__Exercise task__
Leaving out every picture, quote the data below exactly as it appears.

__Entries__
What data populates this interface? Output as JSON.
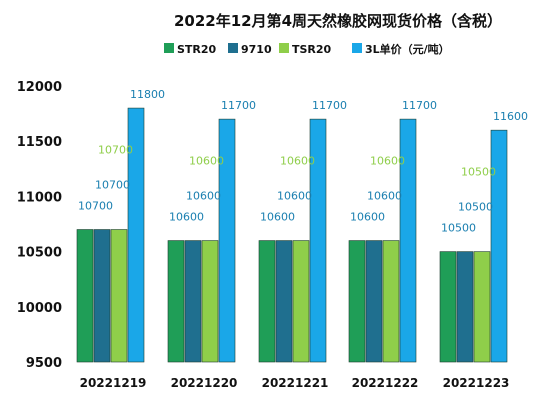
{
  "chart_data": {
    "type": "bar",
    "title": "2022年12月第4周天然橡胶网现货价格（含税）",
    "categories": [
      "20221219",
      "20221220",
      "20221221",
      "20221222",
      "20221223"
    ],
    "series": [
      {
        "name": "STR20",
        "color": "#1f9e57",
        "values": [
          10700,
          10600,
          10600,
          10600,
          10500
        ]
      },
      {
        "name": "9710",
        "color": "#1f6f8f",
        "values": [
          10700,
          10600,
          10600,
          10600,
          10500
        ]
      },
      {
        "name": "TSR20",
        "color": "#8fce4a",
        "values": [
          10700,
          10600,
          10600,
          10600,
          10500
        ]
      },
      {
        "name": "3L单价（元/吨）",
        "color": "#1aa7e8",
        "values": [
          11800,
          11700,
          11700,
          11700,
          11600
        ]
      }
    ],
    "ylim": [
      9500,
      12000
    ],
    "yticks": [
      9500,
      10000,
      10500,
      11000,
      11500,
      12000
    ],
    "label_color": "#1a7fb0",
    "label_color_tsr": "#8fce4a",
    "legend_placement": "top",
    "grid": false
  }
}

__Response to this task__
What data populates this interface? Output as JSON.
{
  "chart_data": {
    "type": "bar",
    "title": "2022年12月第4周天然橡胶网现货价格（含税）",
    "categories": [
      "20221219",
      "20221220",
      "20221221",
      "20221222",
      "20221223"
    ],
    "series": [
      {
        "name": "STR20",
        "color": "#1f9e57",
        "values": [
          10700,
          10600,
          10600,
          10600,
          10500
        ]
      },
      {
        "name": "9710",
        "color": "#1f6f8f",
        "values": [
          10700,
          10600,
          10600,
          10600,
          10500
        ]
      },
      {
        "name": "TSR20",
        "color": "#8fce4a",
        "values": [
          10700,
          10600,
          10600,
          10600,
          10500
        ]
      },
      {
        "name": "3L单价（元/吨）",
        "color": "#1aa7e8",
        "values": [
          11800,
          11700,
          11700,
          11700,
          11600
        ]
      }
    ],
    "ylim": [
      9500,
      12000
    ],
    "yticks": [
      9500,
      10000,
      10500,
      11000,
      11500,
      12000
    ],
    "label_color": "#1a7fb0",
    "label_color_tsr": "#8fce4a",
    "legend_placement": "top",
    "grid": false
  }
}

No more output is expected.